--- INFORMATION GIVEN ---

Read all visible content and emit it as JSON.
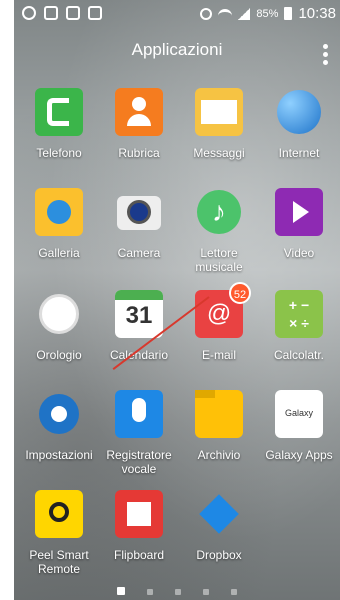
{
  "status_bar": {
    "battery_percent": "85%",
    "time": "10:38"
  },
  "header": {
    "title": "Applicazioni"
  },
  "apps": [
    {
      "id": "telefono",
      "label": "Telefono"
    },
    {
      "id": "rubrica",
      "label": "Rubrica"
    },
    {
      "id": "messaggi",
      "label": "Messaggi"
    },
    {
      "id": "internet",
      "label": "Internet"
    },
    {
      "id": "galleria",
      "label": "Galleria"
    },
    {
      "id": "camera",
      "label": "Camera"
    },
    {
      "id": "lettore",
      "label": "Lettore\nmusicale"
    },
    {
      "id": "video",
      "label": "Video"
    },
    {
      "id": "orologio",
      "label": "Orologio"
    },
    {
      "id": "calendario",
      "label": "Calendario",
      "date_number": "31"
    },
    {
      "id": "email",
      "label": "E-mail",
      "badge": "52"
    },
    {
      "id": "calcolatrice",
      "label": "Calcolatr."
    },
    {
      "id": "impostazioni",
      "label": "Impostazioni"
    },
    {
      "id": "registratore",
      "label": "Registratore\nvocale"
    },
    {
      "id": "archivio",
      "label": "Archivio"
    },
    {
      "id": "galaxy",
      "label": "Galaxy Apps",
      "icon_text": "Galaxy"
    },
    {
      "id": "peel",
      "label": "Peel Smart\nRemote"
    },
    {
      "id": "flipboard",
      "label": "Flipboard"
    },
    {
      "id": "dropbox",
      "label": "Dropbox"
    }
  ],
  "page_indicator": {
    "pages": 5,
    "active": 1
  }
}
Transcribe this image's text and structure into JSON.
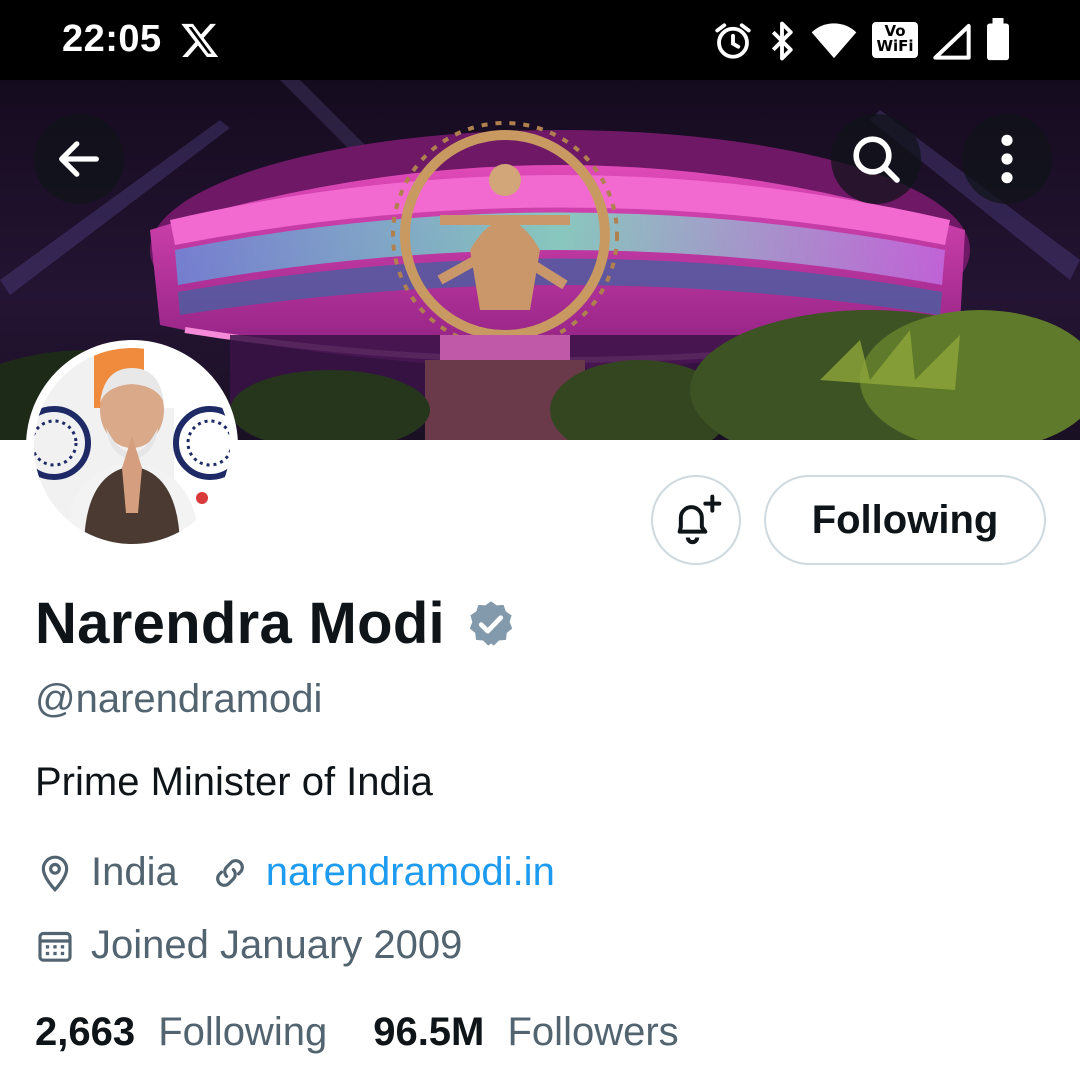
{
  "status_bar": {
    "time": "22:05",
    "app_icon": "x-logo-icon",
    "icons": [
      "alarm-icon",
      "bluetooth-icon",
      "wifi-icon",
      "vowifi-icon",
      "signal-icon",
      "battery-icon"
    ],
    "vowifi_line1": "Vo",
    "vowifi_line2": "WiFi"
  },
  "header": {
    "back_icon": "arrow-left-icon",
    "search_icon": "search-icon",
    "more_icon": "more-vertical-icon"
  },
  "profile": {
    "display_name": "Narendra Modi",
    "handle": "@narendramodi",
    "bio": "Prime Minister of India",
    "location": "India",
    "website": "narendramodi.in",
    "joined": "Joined January 2009",
    "following_count": "2,663",
    "following_label": "Following",
    "followers_count": "96.5M",
    "followers_label": "Followers"
  },
  "actions": {
    "notify_icon": "bell-plus-icon",
    "follow_state_label": "Following"
  },
  "colors": {
    "text_primary": "#0f1419",
    "text_secondary": "#536471",
    "link": "#1d9bf0",
    "verified_gray": "#829aab",
    "border": "#cfd9de"
  }
}
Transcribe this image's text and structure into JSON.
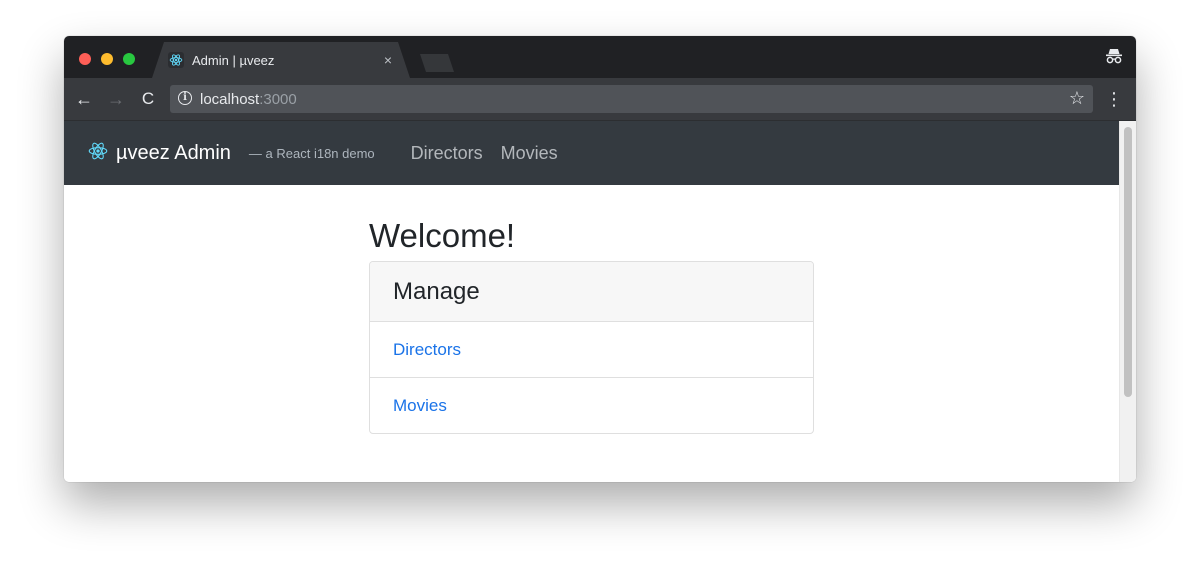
{
  "browser": {
    "tab": {
      "title": "Admin | µveez",
      "close": "×"
    },
    "address": {
      "host": "localhost",
      "port": ":3000"
    },
    "icons": {
      "back": "arrow-left-icon",
      "forward": "arrow-right-icon",
      "reload": "reload-icon",
      "info": "info-icon",
      "star": "star-icon",
      "menu": "kebab-menu-icon",
      "incognito": "incognito-icon",
      "favicon": "react-atom-icon"
    },
    "glyphs": {
      "back": "←",
      "forward": "→",
      "reload": "C",
      "info": "i",
      "star": "☆",
      "menu": "⋮"
    }
  },
  "app": {
    "brand": "µveez Admin",
    "tagline": "— a React i18n demo",
    "nav": [
      {
        "label": "Directors"
      },
      {
        "label": "Movies"
      }
    ],
    "colors": {
      "navbar": "#343a40",
      "react": "#61dafb",
      "link": "#1a73e8"
    }
  },
  "main": {
    "heading": "Welcome!",
    "card": {
      "header": "Manage",
      "items": [
        {
          "label": "Directors"
        },
        {
          "label": "Movies"
        }
      ]
    }
  }
}
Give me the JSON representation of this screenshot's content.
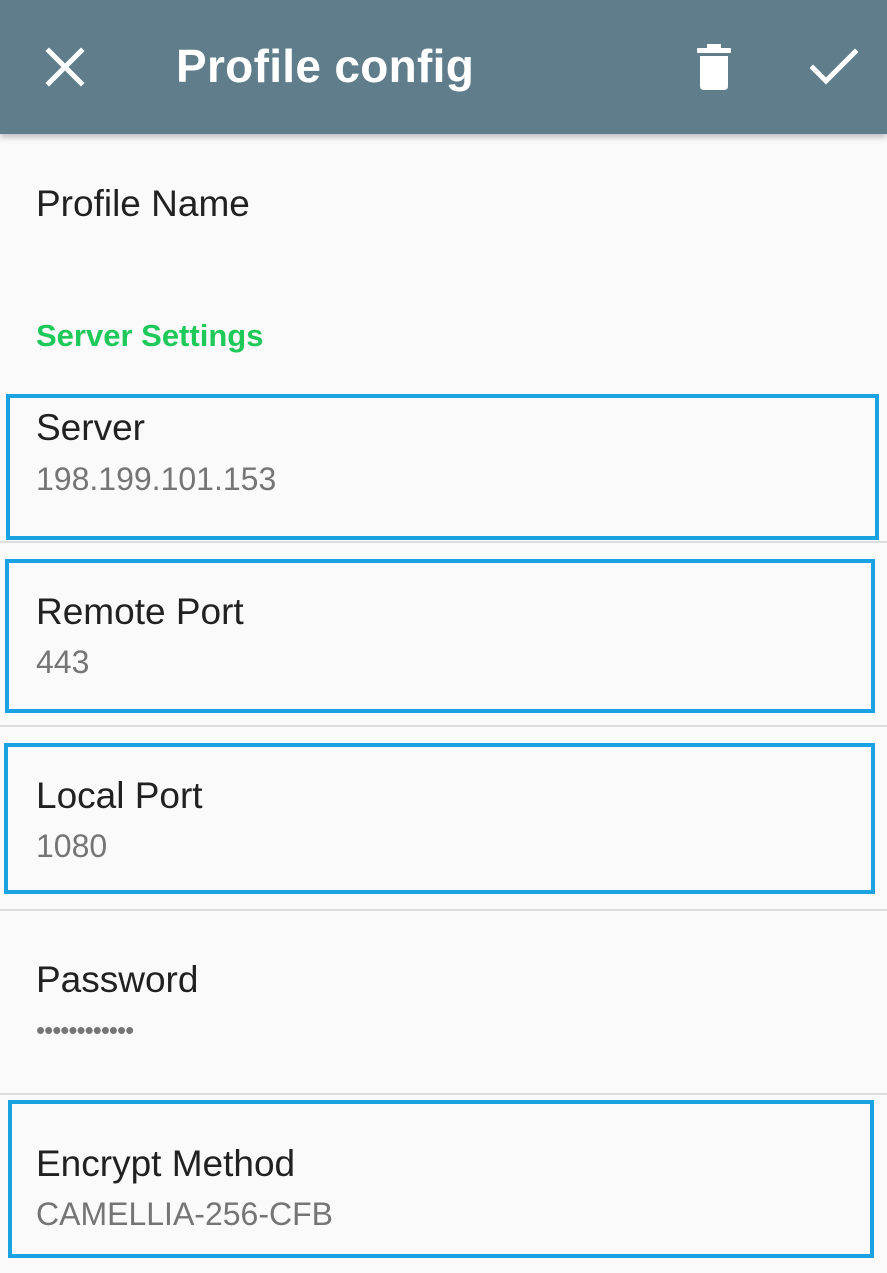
{
  "appbar": {
    "title": "Profile config",
    "close_icon": "close-icon",
    "delete_icon": "trash-icon",
    "save_icon": "check-icon",
    "background_color": "#607d8b"
  },
  "profile_name": {
    "label": "Profile Name"
  },
  "server_settings": {
    "header": "Server Settings",
    "header_color": "#1ec95a",
    "items": {
      "server": {
        "label": "Server",
        "value": "198.199.101.153"
      },
      "remote_port": {
        "label": "Remote Port",
        "value": "443"
      },
      "local_port": {
        "label": "Local Port",
        "value": "1080"
      },
      "password": {
        "label": "Password",
        "value": "••••••••••••"
      },
      "encrypt_method": {
        "label": "Encrypt Method",
        "value": "CAMELLIA-256-CFB"
      }
    }
  },
  "highlight_color": "#1aa3e0"
}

---

> INSTRUCTIONS FOR THE TASK: Without the pictures, print the whole listing exactly as given.

> TASK RESULT:
Read all visible content and emit it as JSON.
{
  "status_bar": {
    "battery_percent": "85%",
    "time": "10:38"
  },
  "header": {
    "title": "Applicazioni"
  },
  "apps": [
    {
      "id": "telefono",
      "label": "Telefono"
    },
    {
      "id": "rubrica",
      "label": "Rubrica"
    },
    {
      "id": "messaggi",
      "label": "Messaggi"
    },
    {
      "id": "internet",
      "label": "Internet"
    },
    {
      "id": "galleria",
      "label": "Galleria"
    },
    {
      "id": "camera",
      "label": "Camera"
    },
    {
      "id": "lettore",
      "label": "Lettore\nmusicale"
    },
    {
      "id": "video",
      "label": "Video"
    },
    {
      "id": "orologio",
      "label": "Orologio"
    },
    {
      "id": "calendario",
      "label": "Calendario",
      "date_number": "31"
    },
    {
      "id": "email",
      "label": "E-mail",
      "badge": "52"
    },
    {
      "id": "calcolatrice",
      "label": "Calcolatr."
    },
    {
      "id": "impostazioni",
      "label": "Impostazioni"
    },
    {
      "id": "registratore",
      "label": "Registratore\nvocale"
    },
    {
      "id": "archivio",
      "label": "Archivio"
    },
    {
      "id": "galaxy",
      "label": "Galaxy Apps",
      "icon_text": "Galaxy"
    },
    {
      "id": "peel",
      "label": "Peel Smart\nRemote"
    },
    {
      "id": "flipboard",
      "label": "Flipboard"
    },
    {
      "id": "dropbox",
      "label": "Dropbox"
    }
  ],
  "page_indicator": {
    "pages": 5,
    "active": 1
  }
}
Transcribe this image's text and structure into JSON.
{
  "status_bar": {
    "time": "22:05",
    "app_icon": "x-logo-icon",
    "icons": [
      "alarm-icon",
      "bluetooth-icon",
      "wifi-icon",
      "vowifi-icon",
      "signal-icon",
      "battery-icon"
    ],
    "vowifi_line1": "Vo",
    "vowifi_line2": "WiFi"
  },
  "header": {
    "back_icon": "arrow-left-icon",
    "search_icon": "search-icon",
    "more_icon": "more-vertical-icon"
  },
  "profile": {
    "display_name": "Narendra Modi",
    "handle": "@narendramodi",
    "bio": "Prime Minister of India",
    "location": "India",
    "website": "narendramodi.in",
    "joined": "Joined January 2009",
    "following_count": "2,663",
    "following_label": "Following",
    "followers_count": "96.5M",
    "followers_label": "Followers"
  },
  "actions": {
    "notify_icon": "bell-plus-icon",
    "follow_state_label": "Following"
  },
  "colors": {
    "text_primary": "#0f1419",
    "text_secondary": "#536471",
    "link": "#1d9bf0",
    "verified_gray": "#829aab",
    "border": "#cfd9de"
  }
}
Transcribe this image's text and structure into JSON.
{
  "browser": {
    "tab": {
      "title": "Admin | µveez",
      "close": "×"
    },
    "address": {
      "host": "localhost",
      "port": ":3000"
    },
    "icons": {
      "back": "arrow-left-icon",
      "forward": "arrow-right-icon",
      "reload": "reload-icon",
      "info": "info-icon",
      "star": "star-icon",
      "menu": "kebab-menu-icon",
      "incognito": "incognito-icon",
      "favicon": "react-atom-icon"
    },
    "glyphs": {
      "back": "←",
      "forward": "→",
      "reload": "C",
      "info": "i",
      "star": "☆",
      "menu": "⋮"
    }
  },
  "app": {
    "brand": "µveez Admin",
    "tagline": "— a React i18n demo",
    "nav": [
      {
        "label": "Directors"
      },
      {
        "label": "Movies"
      }
    ],
    "colors": {
      "navbar": "#343a40",
      "react": "#61dafb",
      "link": "#1a73e8"
    }
  },
  "main": {
    "heading": "Welcome!",
    "card": {
      "header": "Manage",
      "items": [
        {
          "label": "Directors"
        },
        {
          "label": "Movies"
        }
      ]
    }
  }
}
Give me the JSON representation of this screenshot's content.
{
  "appbar": {
    "title": "Profile config",
    "close_icon": "close-icon",
    "delete_icon": "trash-icon",
    "save_icon": "check-icon",
    "background_color": "#607d8b"
  },
  "profile_name": {
    "label": "Profile Name"
  },
  "server_settings": {
    "header": "Server Settings",
    "header_color": "#1ec95a",
    "items": {
      "server": {
        "label": "Server",
        "value": "198.199.101.153"
      },
      "remote_port": {
        "label": "Remote Port",
        "value": "443"
      },
      "local_port": {
        "label": "Local Port",
        "value": "1080"
      },
      "password": {
        "label": "Password",
        "value": "••••••••••••"
      },
      "encrypt_method": {
        "label": "Encrypt Method",
        "value": "CAMELLIA-256-CFB"
      }
    }
  },
  "highlight_color": "#1aa3e0"
}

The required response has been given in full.